> _DATASET RECORDS_:
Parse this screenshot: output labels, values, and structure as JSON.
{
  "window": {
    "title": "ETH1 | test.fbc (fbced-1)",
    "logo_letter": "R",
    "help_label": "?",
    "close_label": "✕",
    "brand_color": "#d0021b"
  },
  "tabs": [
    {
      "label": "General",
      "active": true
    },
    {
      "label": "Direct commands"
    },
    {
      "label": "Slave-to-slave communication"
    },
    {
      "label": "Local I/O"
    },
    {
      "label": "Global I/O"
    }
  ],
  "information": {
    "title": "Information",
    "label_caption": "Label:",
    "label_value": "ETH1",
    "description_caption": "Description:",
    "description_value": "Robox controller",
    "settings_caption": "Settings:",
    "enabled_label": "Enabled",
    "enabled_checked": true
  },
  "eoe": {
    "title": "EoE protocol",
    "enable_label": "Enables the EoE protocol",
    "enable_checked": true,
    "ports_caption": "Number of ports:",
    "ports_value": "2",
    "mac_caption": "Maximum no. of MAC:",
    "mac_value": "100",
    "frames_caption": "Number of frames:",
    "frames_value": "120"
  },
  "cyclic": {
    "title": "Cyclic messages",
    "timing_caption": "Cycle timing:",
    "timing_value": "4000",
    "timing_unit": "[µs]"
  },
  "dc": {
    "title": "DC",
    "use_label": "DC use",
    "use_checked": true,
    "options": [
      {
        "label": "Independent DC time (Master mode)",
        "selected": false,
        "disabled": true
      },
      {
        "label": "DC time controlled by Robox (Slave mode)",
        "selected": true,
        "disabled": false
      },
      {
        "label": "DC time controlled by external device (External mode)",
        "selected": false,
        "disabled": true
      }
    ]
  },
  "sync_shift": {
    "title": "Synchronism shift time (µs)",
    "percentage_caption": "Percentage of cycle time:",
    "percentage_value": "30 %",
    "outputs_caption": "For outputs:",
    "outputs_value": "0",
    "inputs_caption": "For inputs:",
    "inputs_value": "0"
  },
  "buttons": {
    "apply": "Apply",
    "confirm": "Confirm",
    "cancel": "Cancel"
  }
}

> _REQUEST_: Transcribe the whole listing with nothing added or left out.

> _RESPONSE TO THIS TASK_:
Parse this screenshot: output labels, values, and structure as JSON.
{
  "window": {
    "title": "ETH1 | test.fbc (fbced-1)",
    "logo_letter": "R",
    "help_label": "?",
    "close_label": "✕",
    "brand_color": "#d0021b"
  },
  "tabs": [
    {
      "label": "General",
      "active": true
    },
    {
      "label": "Direct commands"
    },
    {
      "label": "Slave-to-slave communication"
    },
    {
      "label": "Local I/O"
    },
    {
      "label": "Global I/O"
    }
  ],
  "information": {
    "title": "Information",
    "label_caption": "Label:",
    "label_value": "ETH1",
    "description_caption": "Description:",
    "description_value": "Robox controller",
    "settings_caption": "Settings:",
    "enabled_label": "Enabled",
    "enabled_checked": true
  },
  "eoe": {
    "title": "EoE protocol",
    "enable_label": "Enables the EoE protocol",
    "enable_checked": true,
    "ports_caption": "Number of ports:",
    "ports_value": "2",
    "mac_caption": "Maximum no. of MAC:",
    "mac_value": "100",
    "frames_caption": "Number of frames:",
    "frames_value": "120"
  },
  "cyclic": {
    "title": "Cyclic messages",
    "timing_caption": "Cycle timing:",
    "timing_value": "4000",
    "timing_unit": "[µs]"
  },
  "dc": {
    "title": "DC",
    "use_label": "DC use",
    "use_checked": true,
    "options": [
      {
        "label": "Independent DC time (Master mode)",
        "selected": false,
        "disabled": true
      },
      {
        "label": "DC time controlled by Robox (Slave mode)",
        "selected": true,
        "disabled": false
      },
      {
        "label": "DC time controlled by external device (External mode)",
        "selected": false,
        "disabled": true
      }
    ]
  },
  "sync_shift": {
    "title": "Synchronism shift time (µs)",
    "percentage_caption": "Percentage of cycle time:",
    "percentage_value": "30 %",
    "outputs_caption": "For outputs:",
    "outputs_value": "0",
    "inputs_caption": "For inputs:",
    "inputs_value": "0"
  },
  "buttons": {
    "apply": "Apply",
    "confirm": "Confirm",
    "cancel": "Cancel"
  }
}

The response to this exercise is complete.